> _Request_: Report back each line of the records that contains the string "JSON".

> _Extracted data_:
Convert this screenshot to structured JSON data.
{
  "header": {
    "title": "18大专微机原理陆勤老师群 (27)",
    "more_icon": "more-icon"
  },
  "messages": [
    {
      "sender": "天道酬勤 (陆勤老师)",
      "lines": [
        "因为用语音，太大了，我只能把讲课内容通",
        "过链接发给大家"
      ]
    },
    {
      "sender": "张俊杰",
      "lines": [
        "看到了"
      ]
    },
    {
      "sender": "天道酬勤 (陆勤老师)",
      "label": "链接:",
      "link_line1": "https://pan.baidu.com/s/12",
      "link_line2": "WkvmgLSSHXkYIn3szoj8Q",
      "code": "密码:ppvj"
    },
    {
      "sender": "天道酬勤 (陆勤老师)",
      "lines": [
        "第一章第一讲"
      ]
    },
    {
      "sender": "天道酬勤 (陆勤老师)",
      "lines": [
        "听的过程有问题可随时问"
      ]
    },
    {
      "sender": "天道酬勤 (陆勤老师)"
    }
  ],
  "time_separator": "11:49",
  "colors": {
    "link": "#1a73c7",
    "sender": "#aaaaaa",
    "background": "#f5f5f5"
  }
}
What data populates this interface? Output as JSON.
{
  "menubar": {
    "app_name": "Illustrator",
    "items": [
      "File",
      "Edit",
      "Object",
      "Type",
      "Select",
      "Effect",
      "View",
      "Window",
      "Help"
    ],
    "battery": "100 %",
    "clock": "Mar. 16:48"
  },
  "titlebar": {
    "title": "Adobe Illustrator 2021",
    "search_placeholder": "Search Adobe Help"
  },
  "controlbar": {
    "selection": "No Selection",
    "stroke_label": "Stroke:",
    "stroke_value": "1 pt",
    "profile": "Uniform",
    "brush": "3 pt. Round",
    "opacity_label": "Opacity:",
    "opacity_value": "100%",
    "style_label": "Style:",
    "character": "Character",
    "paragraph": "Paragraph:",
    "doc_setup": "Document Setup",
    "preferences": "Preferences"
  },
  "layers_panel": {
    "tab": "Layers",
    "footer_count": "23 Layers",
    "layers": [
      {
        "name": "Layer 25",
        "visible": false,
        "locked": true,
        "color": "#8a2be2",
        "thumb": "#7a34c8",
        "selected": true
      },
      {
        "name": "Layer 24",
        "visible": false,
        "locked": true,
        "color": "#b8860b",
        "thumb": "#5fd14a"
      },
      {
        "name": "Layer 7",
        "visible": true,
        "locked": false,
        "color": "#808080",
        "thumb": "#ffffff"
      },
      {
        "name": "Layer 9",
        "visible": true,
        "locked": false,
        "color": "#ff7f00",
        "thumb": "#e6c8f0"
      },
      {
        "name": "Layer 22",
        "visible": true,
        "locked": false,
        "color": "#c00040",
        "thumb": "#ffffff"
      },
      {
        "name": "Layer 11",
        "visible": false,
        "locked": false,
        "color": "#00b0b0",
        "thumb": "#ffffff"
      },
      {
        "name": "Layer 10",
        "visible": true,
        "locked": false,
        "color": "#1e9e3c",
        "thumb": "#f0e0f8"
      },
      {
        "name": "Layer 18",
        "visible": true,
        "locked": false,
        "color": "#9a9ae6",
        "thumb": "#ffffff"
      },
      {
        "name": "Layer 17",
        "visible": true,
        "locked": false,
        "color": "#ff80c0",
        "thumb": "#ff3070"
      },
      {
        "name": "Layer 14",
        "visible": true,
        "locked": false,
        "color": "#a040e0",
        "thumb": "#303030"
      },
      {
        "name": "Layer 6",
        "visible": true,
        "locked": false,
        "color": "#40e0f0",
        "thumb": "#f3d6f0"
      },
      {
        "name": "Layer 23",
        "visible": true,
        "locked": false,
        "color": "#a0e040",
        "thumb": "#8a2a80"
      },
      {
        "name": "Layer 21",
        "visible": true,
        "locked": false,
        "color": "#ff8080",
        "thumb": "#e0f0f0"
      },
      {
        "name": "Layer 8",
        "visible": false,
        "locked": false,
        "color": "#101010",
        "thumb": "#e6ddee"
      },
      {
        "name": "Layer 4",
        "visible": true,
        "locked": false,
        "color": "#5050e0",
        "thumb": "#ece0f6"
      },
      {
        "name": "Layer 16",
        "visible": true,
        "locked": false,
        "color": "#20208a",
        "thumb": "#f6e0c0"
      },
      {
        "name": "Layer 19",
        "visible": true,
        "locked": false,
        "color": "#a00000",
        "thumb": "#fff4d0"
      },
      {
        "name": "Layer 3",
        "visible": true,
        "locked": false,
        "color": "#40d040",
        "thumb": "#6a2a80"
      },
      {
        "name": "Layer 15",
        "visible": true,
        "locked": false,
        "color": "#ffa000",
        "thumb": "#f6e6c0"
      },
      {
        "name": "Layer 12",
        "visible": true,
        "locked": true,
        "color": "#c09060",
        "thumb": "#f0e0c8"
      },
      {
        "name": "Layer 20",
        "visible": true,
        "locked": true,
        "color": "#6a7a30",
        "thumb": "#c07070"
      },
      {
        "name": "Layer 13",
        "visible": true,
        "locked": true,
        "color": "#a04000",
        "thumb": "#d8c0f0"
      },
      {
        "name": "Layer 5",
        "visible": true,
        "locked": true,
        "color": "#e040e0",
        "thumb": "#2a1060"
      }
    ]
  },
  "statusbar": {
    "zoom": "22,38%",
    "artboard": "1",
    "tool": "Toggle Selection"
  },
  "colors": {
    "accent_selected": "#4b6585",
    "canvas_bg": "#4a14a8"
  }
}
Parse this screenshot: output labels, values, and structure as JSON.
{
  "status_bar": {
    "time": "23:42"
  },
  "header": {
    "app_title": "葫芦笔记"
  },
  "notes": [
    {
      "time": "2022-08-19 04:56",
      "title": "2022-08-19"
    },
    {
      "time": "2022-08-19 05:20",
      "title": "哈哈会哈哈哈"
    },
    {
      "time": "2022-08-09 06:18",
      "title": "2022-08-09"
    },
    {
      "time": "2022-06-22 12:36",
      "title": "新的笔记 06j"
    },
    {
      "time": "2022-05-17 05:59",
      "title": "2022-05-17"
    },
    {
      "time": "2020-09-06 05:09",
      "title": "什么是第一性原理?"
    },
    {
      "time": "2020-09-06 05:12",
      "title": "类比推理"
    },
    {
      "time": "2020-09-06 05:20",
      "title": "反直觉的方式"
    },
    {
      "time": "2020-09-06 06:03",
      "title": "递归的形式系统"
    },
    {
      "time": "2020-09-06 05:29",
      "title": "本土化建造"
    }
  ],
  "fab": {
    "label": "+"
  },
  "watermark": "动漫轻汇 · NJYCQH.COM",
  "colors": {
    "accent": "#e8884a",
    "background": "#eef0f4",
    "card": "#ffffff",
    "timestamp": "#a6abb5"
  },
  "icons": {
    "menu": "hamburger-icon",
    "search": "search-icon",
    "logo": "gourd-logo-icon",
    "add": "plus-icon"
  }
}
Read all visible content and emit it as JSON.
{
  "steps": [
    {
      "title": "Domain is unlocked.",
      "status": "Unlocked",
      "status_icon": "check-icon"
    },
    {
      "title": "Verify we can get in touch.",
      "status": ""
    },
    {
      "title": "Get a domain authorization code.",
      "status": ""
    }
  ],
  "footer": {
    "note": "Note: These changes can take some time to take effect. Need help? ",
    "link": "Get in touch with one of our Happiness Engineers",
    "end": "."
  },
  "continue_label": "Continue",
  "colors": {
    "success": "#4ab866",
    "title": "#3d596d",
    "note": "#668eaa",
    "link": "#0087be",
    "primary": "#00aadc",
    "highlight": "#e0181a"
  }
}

> _The solution_:
Convert this screenshot to structured JSON data.
What data populates this interface? Output as JSON.
Parse this screenshot: output labels, values, and structure as JSON.
Read all visible content and emit it as JSON.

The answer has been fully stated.